** Start of DATA ENTRIES **

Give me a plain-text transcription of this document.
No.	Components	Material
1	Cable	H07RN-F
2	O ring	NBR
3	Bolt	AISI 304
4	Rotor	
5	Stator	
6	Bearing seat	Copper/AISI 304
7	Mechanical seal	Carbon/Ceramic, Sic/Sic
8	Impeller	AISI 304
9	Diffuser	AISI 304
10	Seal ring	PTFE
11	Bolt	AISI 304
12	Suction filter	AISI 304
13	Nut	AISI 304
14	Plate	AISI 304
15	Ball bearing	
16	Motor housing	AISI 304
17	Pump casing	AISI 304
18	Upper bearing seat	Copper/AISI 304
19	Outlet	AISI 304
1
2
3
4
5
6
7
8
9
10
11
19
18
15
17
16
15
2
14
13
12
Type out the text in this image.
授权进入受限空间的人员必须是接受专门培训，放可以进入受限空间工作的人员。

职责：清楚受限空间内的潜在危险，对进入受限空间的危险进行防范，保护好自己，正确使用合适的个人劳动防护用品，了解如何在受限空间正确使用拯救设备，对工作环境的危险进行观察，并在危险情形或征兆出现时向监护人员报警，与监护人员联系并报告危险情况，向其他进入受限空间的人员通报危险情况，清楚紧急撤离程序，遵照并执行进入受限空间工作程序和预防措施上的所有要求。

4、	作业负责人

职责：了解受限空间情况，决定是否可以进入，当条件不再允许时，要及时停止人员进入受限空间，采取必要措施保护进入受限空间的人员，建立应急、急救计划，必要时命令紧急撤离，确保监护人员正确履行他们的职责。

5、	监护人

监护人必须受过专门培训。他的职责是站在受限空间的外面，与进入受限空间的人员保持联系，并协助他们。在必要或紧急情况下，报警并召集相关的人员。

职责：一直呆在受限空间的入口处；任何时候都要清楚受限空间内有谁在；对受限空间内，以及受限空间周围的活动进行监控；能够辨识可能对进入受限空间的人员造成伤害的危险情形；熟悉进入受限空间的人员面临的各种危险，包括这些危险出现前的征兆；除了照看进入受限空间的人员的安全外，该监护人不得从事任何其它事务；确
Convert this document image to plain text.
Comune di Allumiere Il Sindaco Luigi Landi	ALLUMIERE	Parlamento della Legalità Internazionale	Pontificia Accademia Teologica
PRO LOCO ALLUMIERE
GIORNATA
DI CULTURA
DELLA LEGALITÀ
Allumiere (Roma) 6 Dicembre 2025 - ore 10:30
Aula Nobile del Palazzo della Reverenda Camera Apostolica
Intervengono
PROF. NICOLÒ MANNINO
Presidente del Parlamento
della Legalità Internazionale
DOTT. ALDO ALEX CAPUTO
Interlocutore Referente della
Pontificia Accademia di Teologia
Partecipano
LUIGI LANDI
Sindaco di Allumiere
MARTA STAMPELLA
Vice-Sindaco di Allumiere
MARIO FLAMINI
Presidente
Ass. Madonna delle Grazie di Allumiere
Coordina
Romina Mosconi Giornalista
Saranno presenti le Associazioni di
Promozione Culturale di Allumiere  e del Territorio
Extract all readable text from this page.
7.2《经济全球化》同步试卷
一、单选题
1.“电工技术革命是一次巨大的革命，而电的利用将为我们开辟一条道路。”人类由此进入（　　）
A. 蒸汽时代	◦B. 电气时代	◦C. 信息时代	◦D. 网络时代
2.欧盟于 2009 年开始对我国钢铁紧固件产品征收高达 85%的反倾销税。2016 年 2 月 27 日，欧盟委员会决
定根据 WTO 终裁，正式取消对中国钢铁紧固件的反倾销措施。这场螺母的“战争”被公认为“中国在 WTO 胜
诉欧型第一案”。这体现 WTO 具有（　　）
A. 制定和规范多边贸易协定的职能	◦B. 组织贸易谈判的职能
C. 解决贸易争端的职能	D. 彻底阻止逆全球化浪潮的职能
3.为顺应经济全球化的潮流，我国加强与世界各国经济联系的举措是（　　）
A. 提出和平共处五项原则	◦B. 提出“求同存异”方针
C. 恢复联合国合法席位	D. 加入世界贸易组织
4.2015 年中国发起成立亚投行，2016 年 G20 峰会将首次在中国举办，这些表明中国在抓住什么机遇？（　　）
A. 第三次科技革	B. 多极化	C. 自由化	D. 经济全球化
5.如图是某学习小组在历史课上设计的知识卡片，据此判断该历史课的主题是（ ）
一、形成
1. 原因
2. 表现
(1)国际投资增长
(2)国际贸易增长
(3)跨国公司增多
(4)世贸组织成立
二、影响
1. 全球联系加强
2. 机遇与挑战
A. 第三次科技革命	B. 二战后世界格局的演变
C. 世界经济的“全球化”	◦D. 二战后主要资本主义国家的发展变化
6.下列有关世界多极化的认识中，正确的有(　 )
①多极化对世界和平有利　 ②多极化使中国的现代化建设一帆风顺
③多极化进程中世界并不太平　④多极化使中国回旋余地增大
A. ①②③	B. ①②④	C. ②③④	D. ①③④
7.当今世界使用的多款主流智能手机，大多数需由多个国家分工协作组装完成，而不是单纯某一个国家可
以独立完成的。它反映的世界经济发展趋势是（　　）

** End of DATA ENTRIES **

Copy out each line exactly.

Give me a plain-text transcription of this document.
No.	Components	Material
1	Cable	H07RN-F
2	O ring	NBR
3	Bolt	AISI 304
4	Rotor	
5	Stator	
6	Bearing seat	Copper/AISI 304
7	Mechanical seal	Carbon/Ceramic, Sic/Sic
8	Impeller	AISI 304
9	Diffuser	AISI 304
10	Seal ring	PTFE
11	Bolt	AISI 304
12	Suction filter	AISI 304
13	Nut	AISI 304
14	Plate	AISI 304
15	Ball bearing	
16	Motor housing	AISI 304
17	Pump casing	AISI 304
18	Upper bearing seat	Copper/AISI 304
19	Outlet	AISI 304
1
2
3
4
5
6
7
8
9
10
11
19
18
15
17
16
15
2
14
13
12
Type out the text in this image.
授权进入受限空间的人员必须是接受专门培训，放可以进入受限空间工作的人员。

职责：清楚受限空间内的潜在危险，对进入受限空间的危险进行防范，保护好自己，正确使用合适的个人劳动防护用品，了解如何在受限空间正确使用拯救设备，对工作环境的危险进行观察，并在危险情形或征兆出现时向监护人员报警，与监护人员联系并报告危险情况，向其他进入受限空间的人员通报危险情况，清楚紧急撤离程序，遵照并执行进入受限空间工作程序和预防措施上的所有要求。

4、	作业负责人

职责：了解受限空间情况，决定是否可以进入，当条件不再允许时，要及时停止人员进入受限空间，采取必要措施保护进入受限空间的人员，建立应急、急救计划，必要时命令紧急撤离，确保监护人员正确履行他们的职责。

5、	监护人

监护人必须受过专门培训。他的职责是站在受限空间的外面，与进入受限空间的人员保持联系，并协助他们。在必要或紧急情况下，报警并召集相关的人员。

职责：一直呆在受限空间的入口处；任何时候都要清楚受限空间内有谁在；对受限空间内，以及受限空间周围的活动进行监控；能够辨识可能对进入受限空间的人员造成伤害的危险情形；熟悉进入受限空间的人员面临的各种危险，包括这些危险出现前的征兆；除了照看进入受限空间的人员的安全外，该监护人不得从事任何其它事务；确
Convert this document image to plain text.
Comune di Allumiere Il Sindaco Luigi Landi	ALLUMIERE	Parlamento della Legalità Internazionale	Pontificia Accademia Teologica
PRO LOCO ALLUMIERE
GIORNATA
DI CULTURA
DELLA LEGALITÀ
Allumiere (Roma) 6 Dicembre 2025 - ore 10:30
Aula Nobile del Palazzo della Reverenda Camera Apostolica
Intervengono
PROF. NICOLÒ MANNINO
Presidente del Parlamento
della Legalità Internazionale
DOTT. ALDO ALEX CAPUTO
Interlocutore Referente della
Pontificia Accademia di Teologia
Partecipano
LUIGI LANDI
Sindaco di Allumiere
MARTA STAMPELLA
Vice-Sindaco di Allumiere
MARIO FLAMINI
Presidente
Ass. Madonna delle Grazie di Allumiere
Coordina
Romina Mosconi Giornalista
Saranno presenti le Associazioni di
Promozione Culturale di Allumiere  e del Territorio
Extract all readable text from this page.
7.2《经济全球化》同步试卷
一、单选题
1.“电工技术革命是一次巨大的革命，而电的利用将为我们开辟一条道路。”人类由此进入（　　）
A. 蒸汽时代	◦B. 电气时代	◦C. 信息时代	◦D. 网络时代
2.欧盟于 2009 年开始对我国钢铁紧固件产品征收高达 85%的反倾销税。2016 年 2 月 27 日，欧盟委员会决
定根据 WTO 终裁，正式取消对中国钢铁紧固件的反倾销措施。这场螺母的“战争”被公认为“中国在 WTO 胜
诉欧型第一案”。这体现 WTO 具有（　　）
A. 制定和规范多边贸易协定的职能	◦B. 组织贸易谈判的职能
C. 解决贸易争端的职能	D. 彻底阻止逆全球化浪潮的职能
3.为顺应经济全球化的潮流，我国加强与世界各国经济联系的举措是（　　）
A. 提出和平共处五项原则	◦B. 提出“求同存异”方针
C. 恢复联合国合法席位	D. 加入世界贸易组织
4.2015 年中国发起成立亚投行，2016 年 G20 峰会将首次在中国举办，这些表明中国在抓住什么机遇？（　　）
A. 第三次科技革	B. 多极化	C. 自由化	D. 经济全球化
5.如图是某学习小组在历史课上设计的知识卡片，据此判断该历史课的主题是（ ）
一、形成
1. 原因
2. 表现
(1)国际投资增长
(2)国际贸易增长
(3)跨国公司增多
(4)世贸组织成立
二、影响
1. 全球联系加强
2. 机遇与挑战
A. 第三次科技革命	B. 二战后世界格局的演变
C. 世界经济的“全球化”	◦D. 二战后主要资本主义国家的发展变化
6.下列有关世界多极化的认识中，正确的有(　 )
①多极化对世界和平有利　 ②多极化使中国的现代化建设一帆风顺
③多极化进程中世界并不太平　④多极化使中国回旋余地增大
A. ①②③	B. ①②④	C. ②③④	D. ①③④
7.当今世界使用的多款主流智能手机，大多数需由多个国家分工协作组装完成，而不是单纯某一个国家可
以独立完成的。它反映的世界经济发展趋势是（　　）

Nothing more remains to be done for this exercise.